Written task:
Using the records provided below, locate and copy each line that contains the word "fornem".

[Recorded data]
• • •
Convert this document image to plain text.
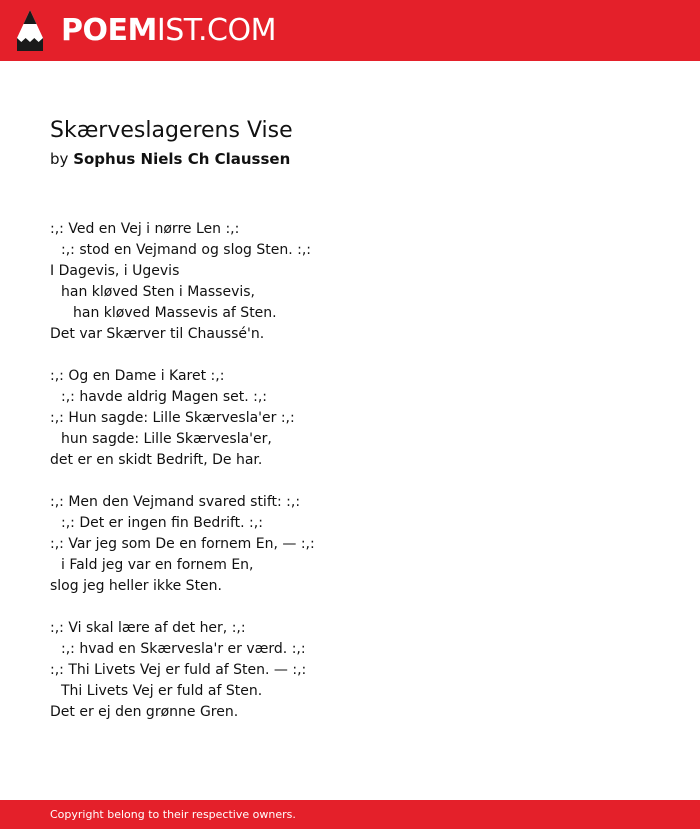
POEMIST.COM
Skærveslagerens Vise
by Sophus Niels Ch Claussen
:,: Ved en Vej i nørre Len :,:
:,: stod en Vejmand og slog Sten. :,:
I Dagevis, i Ugevis
han kløved Sten i Massevis,
han kløved Massevis af Sten.
Det var Skærver til Chaussé'n.
:,: Og en Dame i Karet :,:
:,: havde aldrig Magen set. :,:
:,: Hun sagde: Lille Skærvesla'er :,:
hun sagde: Lille Skærvesla'er,
det er en skidt Bedrift, De har.
:,: Men den Vejmand svared stift: :,:
:,: Det er ingen fin Bedrift. :,:
:,: Var jeg som De en fornem En, — :,:
i Fald jeg var en fornem En,
slog jeg heller ikke Sten.
:,: Vi skal lære af det her, :,:
:,: hvad en Skærvesla'r er værd. :,:
:,: Thi Livets Vej er fuld af Sten. — :,:
Thi Livets Vej er fuld af Sten.
Det er ej den grønne Gren.
Copyright belong to their respective owners.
• • •
Solution for this problem:
:,: Var jeg som De en fornem En, — :,:
i Fald jeg var en fornem En,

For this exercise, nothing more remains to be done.